* **RECORDS TO USE**

§

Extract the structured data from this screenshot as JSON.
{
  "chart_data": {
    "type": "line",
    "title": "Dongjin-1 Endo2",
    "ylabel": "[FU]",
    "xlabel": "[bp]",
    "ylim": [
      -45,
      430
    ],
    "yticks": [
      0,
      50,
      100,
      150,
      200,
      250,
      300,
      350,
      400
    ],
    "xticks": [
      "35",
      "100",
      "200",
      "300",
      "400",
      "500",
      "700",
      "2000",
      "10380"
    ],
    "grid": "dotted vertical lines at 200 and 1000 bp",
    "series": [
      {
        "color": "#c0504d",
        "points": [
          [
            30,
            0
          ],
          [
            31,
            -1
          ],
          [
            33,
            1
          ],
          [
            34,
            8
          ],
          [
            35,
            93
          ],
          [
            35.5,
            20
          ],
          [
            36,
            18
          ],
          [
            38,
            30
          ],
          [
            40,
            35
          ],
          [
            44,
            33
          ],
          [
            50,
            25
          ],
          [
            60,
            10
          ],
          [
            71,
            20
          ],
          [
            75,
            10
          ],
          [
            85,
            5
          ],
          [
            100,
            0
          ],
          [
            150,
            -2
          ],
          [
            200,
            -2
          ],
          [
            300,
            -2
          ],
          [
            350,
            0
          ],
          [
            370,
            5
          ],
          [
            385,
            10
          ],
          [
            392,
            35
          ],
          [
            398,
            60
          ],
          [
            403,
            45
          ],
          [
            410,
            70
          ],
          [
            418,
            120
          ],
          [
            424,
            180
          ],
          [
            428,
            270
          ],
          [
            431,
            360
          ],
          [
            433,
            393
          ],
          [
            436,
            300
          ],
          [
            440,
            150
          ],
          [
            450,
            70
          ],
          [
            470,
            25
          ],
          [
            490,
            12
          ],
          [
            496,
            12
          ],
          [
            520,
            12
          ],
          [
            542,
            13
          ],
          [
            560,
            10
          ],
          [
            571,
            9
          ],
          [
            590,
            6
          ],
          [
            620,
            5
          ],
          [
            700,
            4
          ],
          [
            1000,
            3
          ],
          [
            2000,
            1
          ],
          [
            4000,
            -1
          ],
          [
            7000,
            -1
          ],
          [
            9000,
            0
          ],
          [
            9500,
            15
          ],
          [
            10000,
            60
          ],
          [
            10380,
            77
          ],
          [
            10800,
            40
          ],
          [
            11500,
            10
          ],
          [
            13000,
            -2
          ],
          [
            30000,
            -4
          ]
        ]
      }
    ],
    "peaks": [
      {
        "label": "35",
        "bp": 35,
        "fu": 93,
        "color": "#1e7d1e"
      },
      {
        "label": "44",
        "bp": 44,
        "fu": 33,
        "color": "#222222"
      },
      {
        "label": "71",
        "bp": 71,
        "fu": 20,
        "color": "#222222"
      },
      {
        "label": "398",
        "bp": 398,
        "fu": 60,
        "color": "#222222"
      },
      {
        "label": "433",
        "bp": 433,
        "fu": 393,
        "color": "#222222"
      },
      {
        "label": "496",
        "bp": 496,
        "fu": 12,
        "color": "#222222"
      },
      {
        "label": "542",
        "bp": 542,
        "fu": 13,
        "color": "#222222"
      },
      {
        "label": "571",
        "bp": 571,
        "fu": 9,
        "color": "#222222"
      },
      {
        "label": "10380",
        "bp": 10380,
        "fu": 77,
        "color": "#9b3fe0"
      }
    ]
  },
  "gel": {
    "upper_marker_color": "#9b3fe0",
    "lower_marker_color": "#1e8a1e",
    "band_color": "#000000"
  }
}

§

* **OBJECTIVE**
Type out the full listing again, exactly as given.

* **ANSWER**
Extract the structured data from this screenshot as JSON.
{
  "chart_data": {
    "type": "line",
    "title": "Dongjin-1 Endo2",
    "ylabel": "[FU]",
    "xlabel": "[bp]",
    "ylim": [
      -45,
      430
    ],
    "yticks": [
      0,
      50,
      100,
      150,
      200,
      250,
      300,
      350,
      400
    ],
    "xticks": [
      "35",
      "100",
      "200",
      "300",
      "400",
      "500",
      "700",
      "2000",
      "10380"
    ],
    "grid": "dotted vertical lines at 200 and 1000 bp",
    "series": [
      {
        "color": "#c0504d",
        "points": [
          [
            30,
            0
          ],
          [
            31,
            -1
          ],
          [
            33,
            1
          ],
          [
            34,
            8
          ],
          [
            35,
            93
          ],
          [
            35.5,
            20
          ],
          [
            36,
            18
          ],
          [
            38,
            30
          ],
          [
            40,
            35
          ],
          [
            44,
            33
          ],
          [
            50,
            25
          ],
          [
            60,
            10
          ],
          [
            71,
            20
          ],
          [
            75,
            10
          ],
          [
            85,
            5
          ],
          [
            100,
            0
          ],
          [
            150,
            -2
          ],
          [
            200,
            -2
          ],
          [
            300,
            -2
          ],
          [
            350,
            0
          ],
          [
            370,
            5
          ],
          [
            385,
            10
          ],
          [
            392,
            35
          ],
          [
            398,
            60
          ],
          [
            403,
            45
          ],
          [
            410,
            70
          ],
          [
            418,
            120
          ],
          [
            424,
            180
          ],
          [
            428,
            270
          ],
          [
            431,
            360
          ],
          [
            433,
            393
          ],
          [
            436,
            300
          ],
          [
            440,
            150
          ],
          [
            450,
            70
          ],
          [
            470,
            25
          ],
          [
            490,
            12
          ],
          [
            496,
            12
          ],
          [
            520,
            12
          ],
          [
            542,
            13
          ],
          [
            560,
            10
          ],
          [
            571,
            9
          ],
          [
            590,
            6
          ],
          [
            620,
            5
          ],
          [
            700,
            4
          ],
          [
            1000,
            3
          ],
          [
            2000,
            1
          ],
          [
            4000,
            -1
          ],
          [
            7000,
            -1
          ],
          [
            9000,
            0
          ],
          [
            9500,
            15
          ],
          [
            10000,
            60
          ],
          [
            10380,
            77
          ],
          [
            10800,
            40
          ],
          [
            11500,
            10
          ],
          [
            13000,
            -2
          ],
          [
            30000,
            -4
          ]
        ]
      }
    ],
    "peaks": [
      {
        "label": "35",
        "bp": 35,
        "fu": 93,
        "color": "#1e7d1e"
      },
      {
        "label": "44",
        "bp": 44,
        "fu": 33,
        "color": "#222222"
      },
      {
        "label": "71",
        "bp": 71,
        "fu": 20,
        "color": "#222222"
      },
      {
        "label": "398",
        "bp": 398,
        "fu": 60,
        "color": "#222222"
      },
      {
        "label": "433",
        "bp": 433,
        "fu": 393,
        "color": "#222222"
      },
      {
        "label": "496",
        "bp": 496,
        "fu": 12,
        "color": "#222222"
      },
      {
        "label": "542",
        "bp": 542,
        "fu": 13,
        "color": "#222222"
      },
      {
        "label": "571",
        "bp": 571,
        "fu": 9,
        "color": "#222222"
      },
      {
        "label": "10380",
        "bp": 10380,
        "fu": 77,
        "color": "#9b3fe0"
      }
    ]
  },
  "gel": {
    "upper_marker_color": "#9b3fe0",
    "lower_marker_color": "#1e8a1e",
    "band_color": "#000000"
  }
}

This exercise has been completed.